━━━ Material supplied

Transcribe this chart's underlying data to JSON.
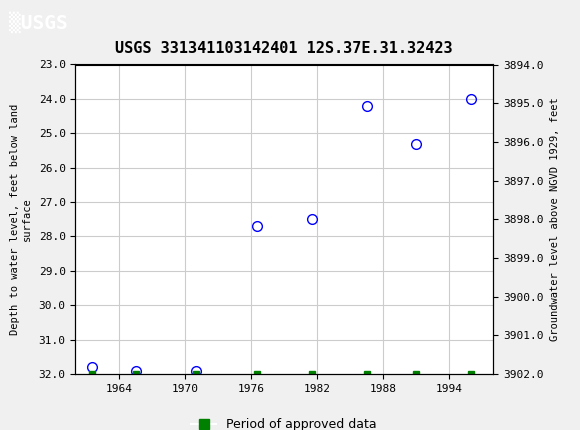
{
  "title": "USGS 331341103142401 12S.37E.31.32423",
  "ylabel_left": "Depth to water level, feet below land\nsurface",
  "ylabel_right": "Groundwater level above NGVD 1929, feet",
  "header_color": "#006633",
  "header_text": "USGS",
  "background_color": "#f0f0f0",
  "plot_bg_color": "#ffffff",
  "grid_color": "#cccccc",
  "xlim": [
    1960,
    1998
  ],
  "ylim_left": [
    23.0,
    32.0
  ],
  "ylim_right": [
    3894.0,
    3902.0
  ],
  "xticks": [
    1964,
    1970,
    1976,
    1982,
    1988,
    1994
  ],
  "yticks_left": [
    23.0,
    24.0,
    25.0,
    26.0,
    27.0,
    28.0,
    29.0,
    30.0,
    31.0,
    32.0
  ],
  "yticks_right": [
    3894.0,
    3895.0,
    3896.0,
    3897.0,
    3898.0,
    3899.0,
    3900.0,
    3901.0,
    3902.0
  ],
  "data_points_x": [
    1961.5,
    1965.5,
    1971.0,
    1976.5,
    1981.5,
    1986.5,
    1991.0,
    1996.0
  ],
  "data_points_y": [
    31.8,
    31.9,
    31.9,
    27.7,
    27.5,
    24.2,
    25.3,
    24.0
  ],
  "green_bar_x": [
    1961.5,
    1965.5,
    1971.0,
    1976.5,
    1981.5,
    1986.5,
    1991.0,
    1996.0
  ],
  "green_bar_y": [
    32.0,
    32.0,
    32.0,
    32.0,
    32.0,
    32.0,
    32.0,
    32.0
  ],
  "marker_color": "blue",
  "marker_face": "none",
  "marker_size": 7,
  "legend_label": "Period of approved data",
  "legend_color": "#008000"
}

━━━━━━

**Exercise aim**
Copy out all the records exactly, excluding pictures.

**Solution**
Transcribe this chart's underlying data to JSON.
{
  "title": "USGS 331341103142401 12S.37E.31.32423",
  "ylabel_left": "Depth to water level, feet below land\nsurface",
  "ylabel_right": "Groundwater level above NGVD 1929, feet",
  "header_color": "#006633",
  "header_text": "USGS",
  "background_color": "#f0f0f0",
  "plot_bg_color": "#ffffff",
  "grid_color": "#cccccc",
  "xlim": [
    1960,
    1998
  ],
  "ylim_left": [
    23.0,
    32.0
  ],
  "ylim_right": [
    3894.0,
    3902.0
  ],
  "xticks": [
    1964,
    1970,
    1976,
    1982,
    1988,
    1994
  ],
  "yticks_left": [
    23.0,
    24.0,
    25.0,
    26.0,
    27.0,
    28.0,
    29.0,
    30.0,
    31.0,
    32.0
  ],
  "yticks_right": [
    3894.0,
    3895.0,
    3896.0,
    3897.0,
    3898.0,
    3899.0,
    3900.0,
    3901.0,
    3902.0
  ],
  "data_points_x": [
    1961.5,
    1965.5,
    1971.0,
    1976.5,
    1981.5,
    1986.5,
    1991.0,
    1996.0
  ],
  "data_points_y": [
    31.8,
    31.9,
    31.9,
    27.7,
    27.5,
    24.2,
    25.3,
    24.0
  ],
  "green_bar_x": [
    1961.5,
    1965.5,
    1971.0,
    1976.5,
    1981.5,
    1986.5,
    1991.0,
    1996.0
  ],
  "green_bar_y": [
    32.0,
    32.0,
    32.0,
    32.0,
    32.0,
    32.0,
    32.0,
    32.0
  ],
  "marker_color": "blue",
  "marker_face": "none",
  "marker_size": 7,
  "legend_label": "Period of approved data",
  "legend_color": "#008000"
}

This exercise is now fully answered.